* [Prompt] Check the listing below line by line and report how many lines hold "that", with no other words.

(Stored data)
## BEGIN

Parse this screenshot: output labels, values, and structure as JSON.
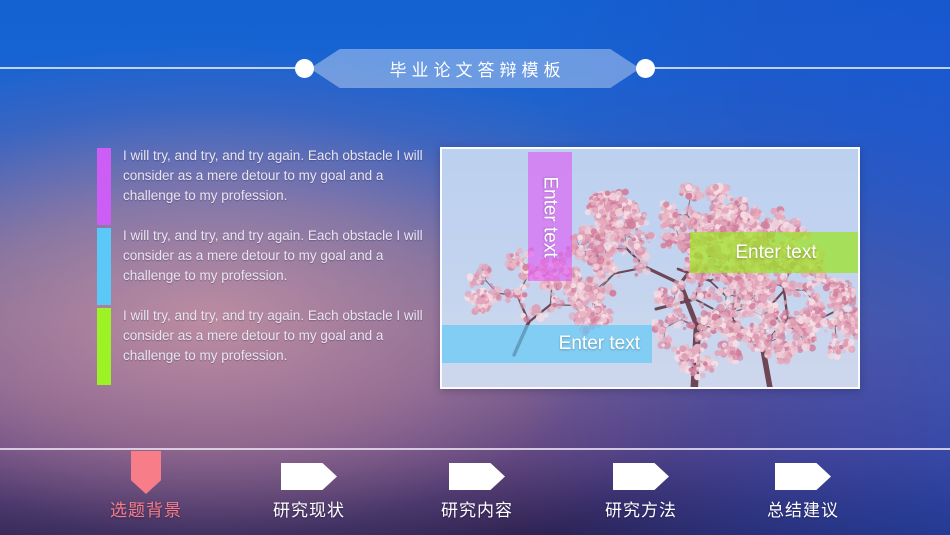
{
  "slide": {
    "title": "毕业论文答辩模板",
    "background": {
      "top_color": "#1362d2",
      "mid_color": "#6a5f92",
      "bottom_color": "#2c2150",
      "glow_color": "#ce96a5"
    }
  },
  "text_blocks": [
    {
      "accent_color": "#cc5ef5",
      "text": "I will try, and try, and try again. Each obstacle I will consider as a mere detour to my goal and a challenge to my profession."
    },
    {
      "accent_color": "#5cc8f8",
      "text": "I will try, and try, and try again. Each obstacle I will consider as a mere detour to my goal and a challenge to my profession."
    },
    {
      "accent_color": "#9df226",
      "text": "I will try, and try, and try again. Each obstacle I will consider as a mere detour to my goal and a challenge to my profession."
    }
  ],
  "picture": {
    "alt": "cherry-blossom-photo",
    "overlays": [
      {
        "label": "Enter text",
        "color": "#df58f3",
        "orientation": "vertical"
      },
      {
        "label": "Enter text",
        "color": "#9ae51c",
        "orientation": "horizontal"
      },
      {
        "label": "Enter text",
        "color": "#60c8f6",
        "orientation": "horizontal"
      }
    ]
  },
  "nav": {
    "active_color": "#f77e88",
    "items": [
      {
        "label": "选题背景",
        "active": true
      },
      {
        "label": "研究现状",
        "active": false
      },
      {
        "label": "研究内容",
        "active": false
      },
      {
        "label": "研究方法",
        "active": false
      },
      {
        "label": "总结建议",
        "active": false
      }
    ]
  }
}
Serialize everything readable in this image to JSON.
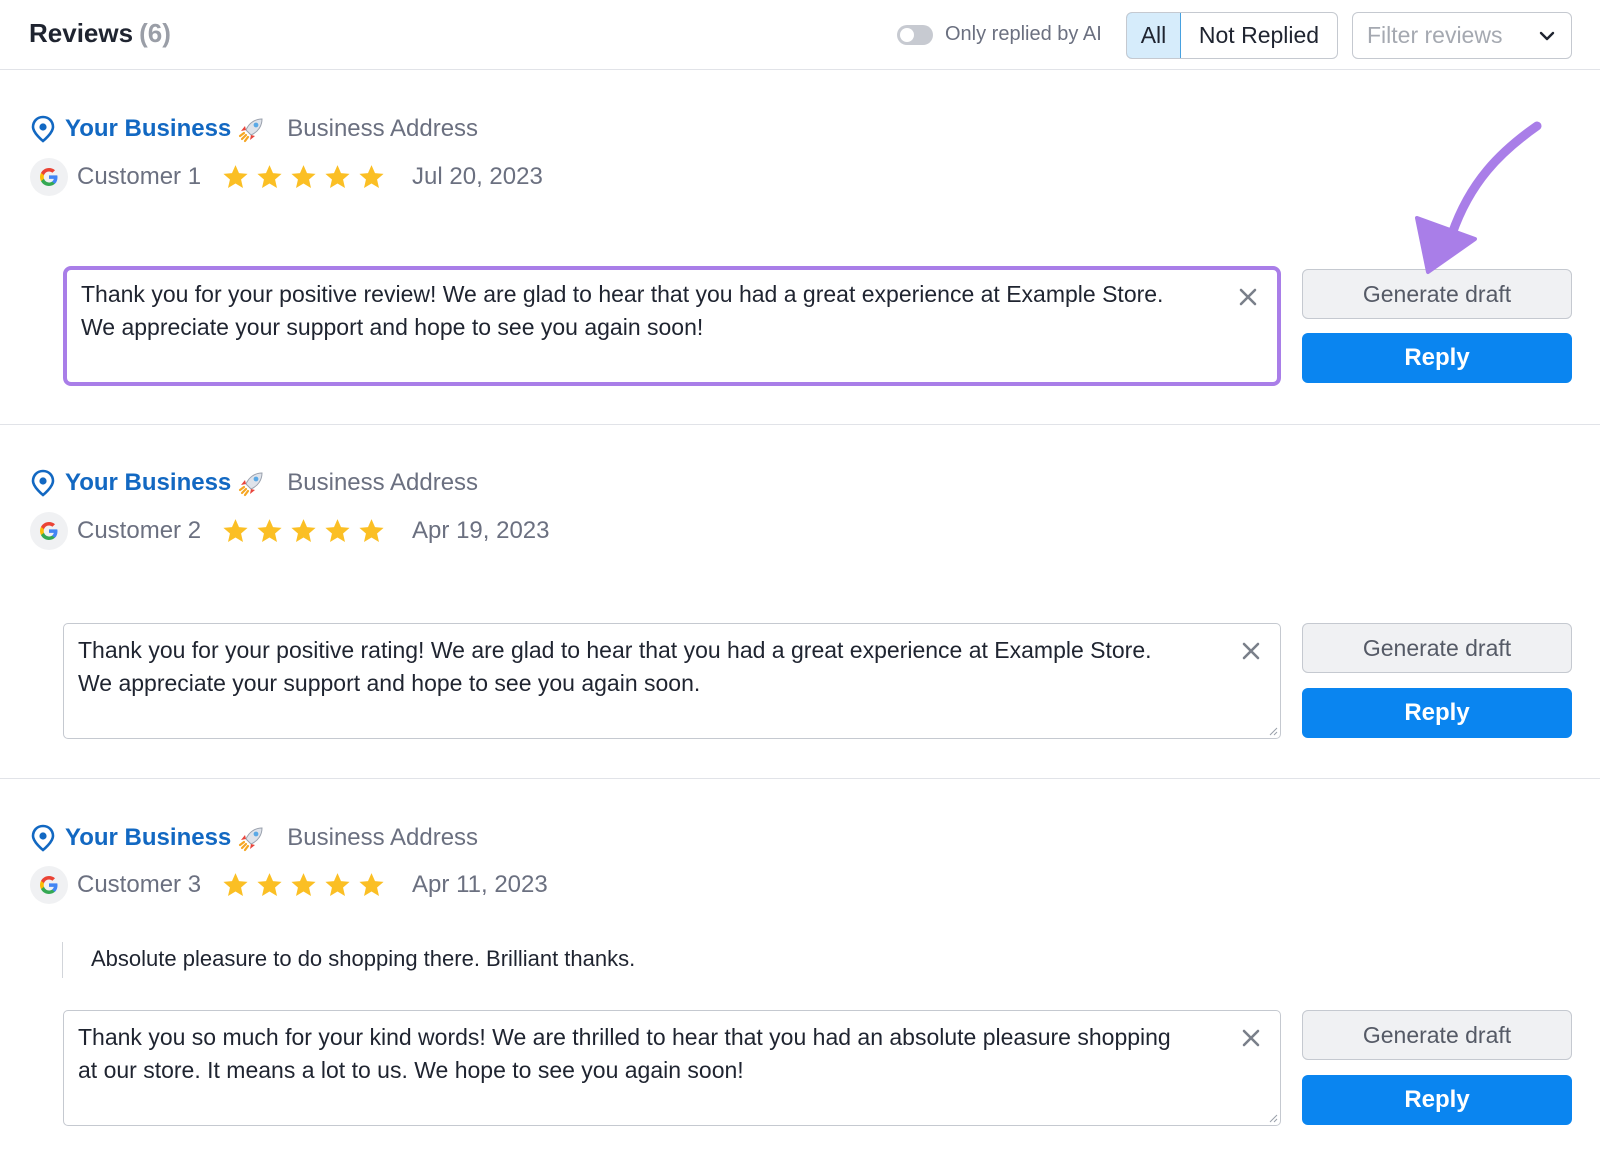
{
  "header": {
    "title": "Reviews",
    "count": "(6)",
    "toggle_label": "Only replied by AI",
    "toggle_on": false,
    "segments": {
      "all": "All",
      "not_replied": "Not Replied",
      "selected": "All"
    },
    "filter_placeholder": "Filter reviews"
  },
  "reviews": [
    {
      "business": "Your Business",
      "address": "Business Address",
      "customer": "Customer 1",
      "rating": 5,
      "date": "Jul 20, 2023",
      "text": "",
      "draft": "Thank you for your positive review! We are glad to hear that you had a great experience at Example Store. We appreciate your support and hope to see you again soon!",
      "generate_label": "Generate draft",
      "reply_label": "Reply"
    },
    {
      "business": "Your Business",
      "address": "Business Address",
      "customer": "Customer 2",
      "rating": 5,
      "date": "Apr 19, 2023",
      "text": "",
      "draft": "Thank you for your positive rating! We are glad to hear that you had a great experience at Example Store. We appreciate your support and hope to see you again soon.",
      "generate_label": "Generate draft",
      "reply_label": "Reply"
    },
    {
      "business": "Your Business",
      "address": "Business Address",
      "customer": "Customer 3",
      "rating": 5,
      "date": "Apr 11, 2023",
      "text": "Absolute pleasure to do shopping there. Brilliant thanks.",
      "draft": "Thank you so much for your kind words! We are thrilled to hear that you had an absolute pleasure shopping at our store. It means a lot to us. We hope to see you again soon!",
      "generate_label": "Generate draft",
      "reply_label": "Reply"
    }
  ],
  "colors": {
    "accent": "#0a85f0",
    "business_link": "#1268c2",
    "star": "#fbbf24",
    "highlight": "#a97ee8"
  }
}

## END
## BEGIN

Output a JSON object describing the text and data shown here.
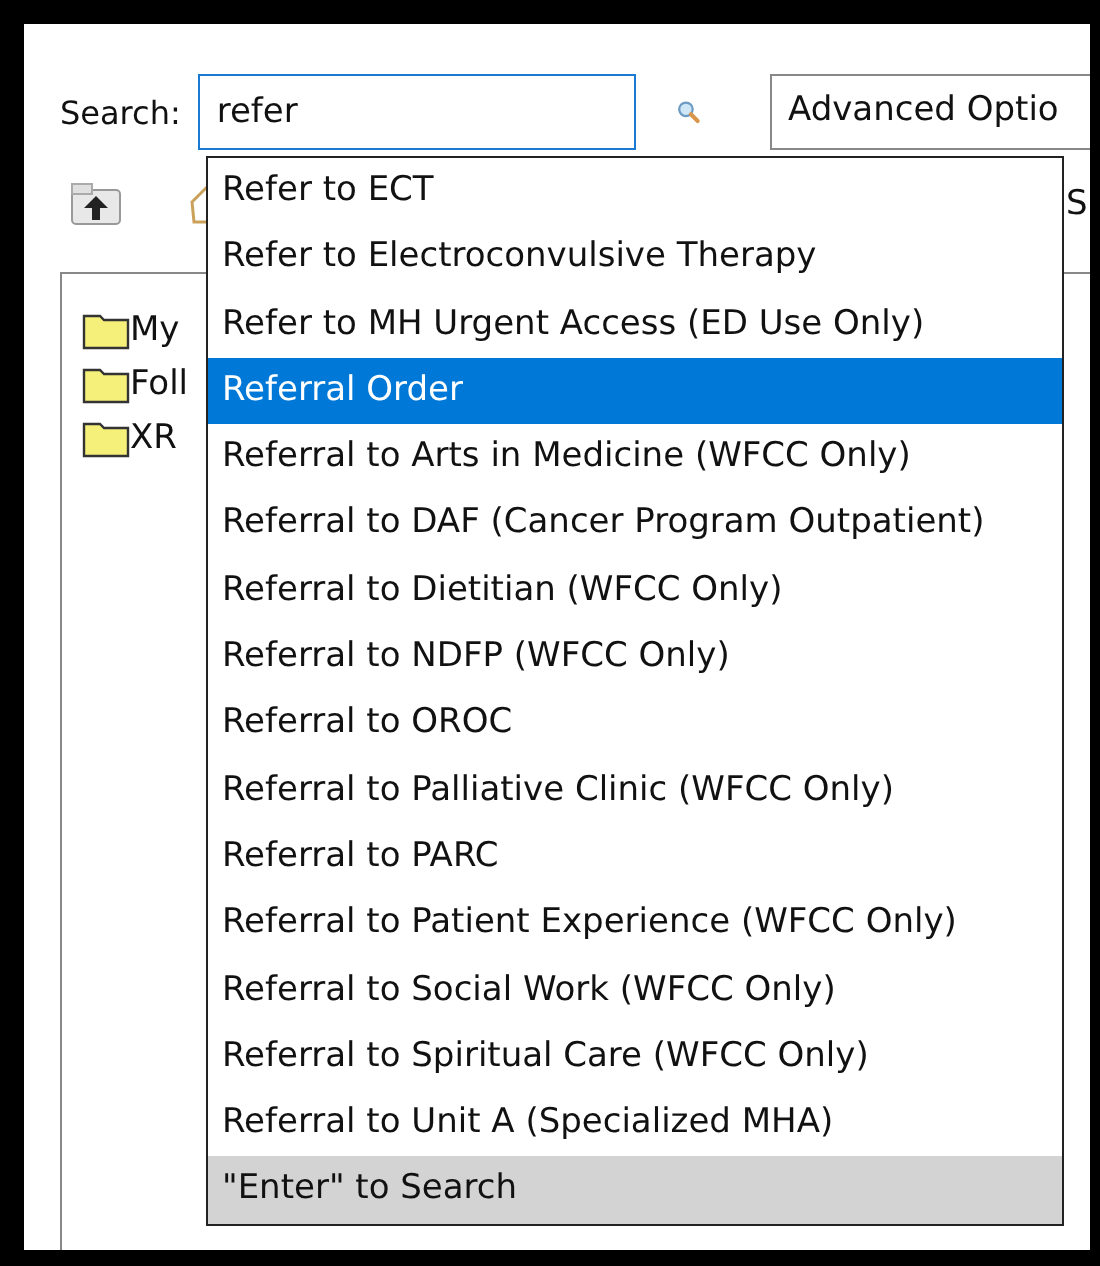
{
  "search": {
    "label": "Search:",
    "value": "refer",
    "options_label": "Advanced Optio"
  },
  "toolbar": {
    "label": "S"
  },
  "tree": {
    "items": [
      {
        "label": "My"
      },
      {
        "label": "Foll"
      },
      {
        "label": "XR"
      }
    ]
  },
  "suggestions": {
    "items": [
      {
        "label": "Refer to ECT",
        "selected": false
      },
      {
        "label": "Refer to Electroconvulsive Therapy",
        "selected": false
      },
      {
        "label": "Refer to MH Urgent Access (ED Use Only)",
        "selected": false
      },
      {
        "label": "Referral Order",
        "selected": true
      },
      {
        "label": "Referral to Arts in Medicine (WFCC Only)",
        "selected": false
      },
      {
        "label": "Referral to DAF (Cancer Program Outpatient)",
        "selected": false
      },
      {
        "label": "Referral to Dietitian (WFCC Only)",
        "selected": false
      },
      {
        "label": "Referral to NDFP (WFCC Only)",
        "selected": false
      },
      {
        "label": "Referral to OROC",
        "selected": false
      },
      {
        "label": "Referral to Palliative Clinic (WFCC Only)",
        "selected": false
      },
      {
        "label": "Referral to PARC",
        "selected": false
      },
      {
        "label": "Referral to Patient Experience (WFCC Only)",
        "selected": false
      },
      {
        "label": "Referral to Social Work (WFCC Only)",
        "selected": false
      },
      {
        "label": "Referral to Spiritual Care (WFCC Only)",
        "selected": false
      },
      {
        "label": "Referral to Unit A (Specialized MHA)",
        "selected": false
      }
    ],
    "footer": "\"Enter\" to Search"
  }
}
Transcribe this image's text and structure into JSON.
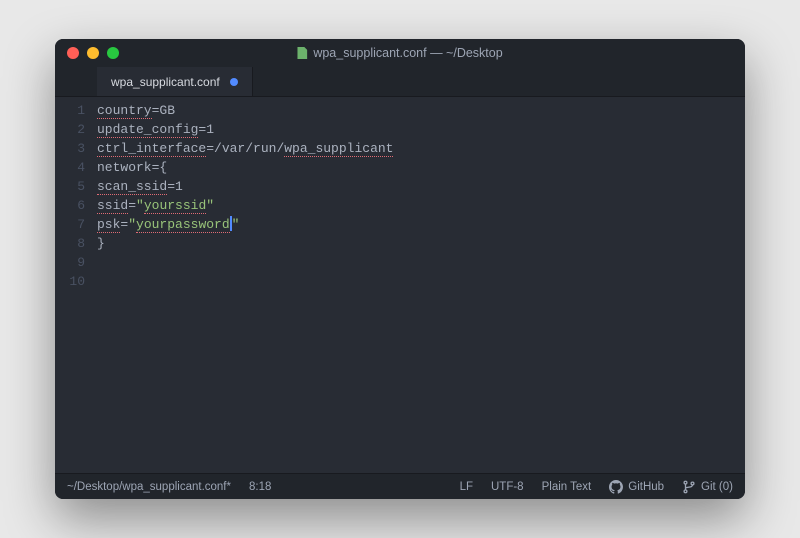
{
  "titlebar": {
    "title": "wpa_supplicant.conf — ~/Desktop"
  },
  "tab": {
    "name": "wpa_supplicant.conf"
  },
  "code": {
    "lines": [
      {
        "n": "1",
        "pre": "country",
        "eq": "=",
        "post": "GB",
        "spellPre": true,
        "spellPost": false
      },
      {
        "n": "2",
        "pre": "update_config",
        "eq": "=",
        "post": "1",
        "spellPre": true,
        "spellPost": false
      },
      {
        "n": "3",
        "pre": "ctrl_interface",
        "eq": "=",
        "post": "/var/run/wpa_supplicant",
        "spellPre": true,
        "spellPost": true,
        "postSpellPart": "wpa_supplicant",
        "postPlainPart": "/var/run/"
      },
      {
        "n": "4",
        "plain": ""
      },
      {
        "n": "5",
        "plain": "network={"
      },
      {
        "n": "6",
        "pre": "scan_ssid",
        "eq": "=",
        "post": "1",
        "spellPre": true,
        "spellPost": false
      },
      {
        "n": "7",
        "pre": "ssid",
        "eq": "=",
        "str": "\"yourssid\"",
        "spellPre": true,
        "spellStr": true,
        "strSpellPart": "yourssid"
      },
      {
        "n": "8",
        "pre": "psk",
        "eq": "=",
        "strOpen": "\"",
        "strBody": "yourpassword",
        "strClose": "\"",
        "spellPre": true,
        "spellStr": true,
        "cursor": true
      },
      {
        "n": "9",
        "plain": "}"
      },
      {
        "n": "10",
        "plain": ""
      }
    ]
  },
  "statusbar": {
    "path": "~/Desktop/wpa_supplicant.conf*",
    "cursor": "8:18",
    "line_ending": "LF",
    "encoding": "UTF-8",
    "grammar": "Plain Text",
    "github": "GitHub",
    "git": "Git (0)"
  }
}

## END

* [Output below] 3